*WRITTEN EXERCISE*.
Within the material below, find each line bearing the word "name" and present it.

=== MATERIALS PROVIDED ===

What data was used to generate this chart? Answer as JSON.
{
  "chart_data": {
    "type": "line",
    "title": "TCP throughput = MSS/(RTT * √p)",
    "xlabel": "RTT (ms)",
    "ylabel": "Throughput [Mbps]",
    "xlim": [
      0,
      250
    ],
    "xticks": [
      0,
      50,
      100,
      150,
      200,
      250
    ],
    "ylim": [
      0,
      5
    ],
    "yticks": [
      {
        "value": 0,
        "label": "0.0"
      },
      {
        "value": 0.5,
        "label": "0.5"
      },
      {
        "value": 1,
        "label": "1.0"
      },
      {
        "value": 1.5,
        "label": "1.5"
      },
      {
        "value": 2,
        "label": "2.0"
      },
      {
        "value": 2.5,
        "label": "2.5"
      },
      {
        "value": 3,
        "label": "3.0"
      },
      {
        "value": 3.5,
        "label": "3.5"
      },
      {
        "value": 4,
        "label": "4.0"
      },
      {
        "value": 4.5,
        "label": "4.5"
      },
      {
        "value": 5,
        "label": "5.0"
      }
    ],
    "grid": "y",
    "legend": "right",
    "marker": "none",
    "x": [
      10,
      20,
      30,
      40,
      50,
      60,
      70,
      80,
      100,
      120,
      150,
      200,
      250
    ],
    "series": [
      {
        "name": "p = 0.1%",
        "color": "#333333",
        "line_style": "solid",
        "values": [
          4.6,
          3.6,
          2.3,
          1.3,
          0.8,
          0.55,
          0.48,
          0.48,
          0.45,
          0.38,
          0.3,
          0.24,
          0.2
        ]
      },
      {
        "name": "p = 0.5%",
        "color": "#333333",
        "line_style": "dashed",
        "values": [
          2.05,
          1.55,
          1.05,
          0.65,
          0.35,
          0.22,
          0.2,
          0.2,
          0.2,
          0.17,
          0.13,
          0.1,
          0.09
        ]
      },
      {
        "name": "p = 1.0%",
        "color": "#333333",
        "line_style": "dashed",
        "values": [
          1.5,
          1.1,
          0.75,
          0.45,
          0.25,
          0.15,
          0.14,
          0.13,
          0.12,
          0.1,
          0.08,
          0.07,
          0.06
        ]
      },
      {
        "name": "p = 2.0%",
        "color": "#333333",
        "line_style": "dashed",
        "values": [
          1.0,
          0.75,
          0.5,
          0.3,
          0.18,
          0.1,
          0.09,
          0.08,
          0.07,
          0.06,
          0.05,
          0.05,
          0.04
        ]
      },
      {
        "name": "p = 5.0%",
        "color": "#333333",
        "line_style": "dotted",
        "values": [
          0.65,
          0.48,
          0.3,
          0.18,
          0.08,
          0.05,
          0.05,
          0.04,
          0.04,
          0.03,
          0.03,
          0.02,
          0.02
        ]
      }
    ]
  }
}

===

*TASK SOLUTION*.
        "name": "p = 0.1%",
        "name": "p = 0.5%",
        "name": "p = 1.0%",
        "name": "p = 2.0%",
        "name": "p = 5.0%",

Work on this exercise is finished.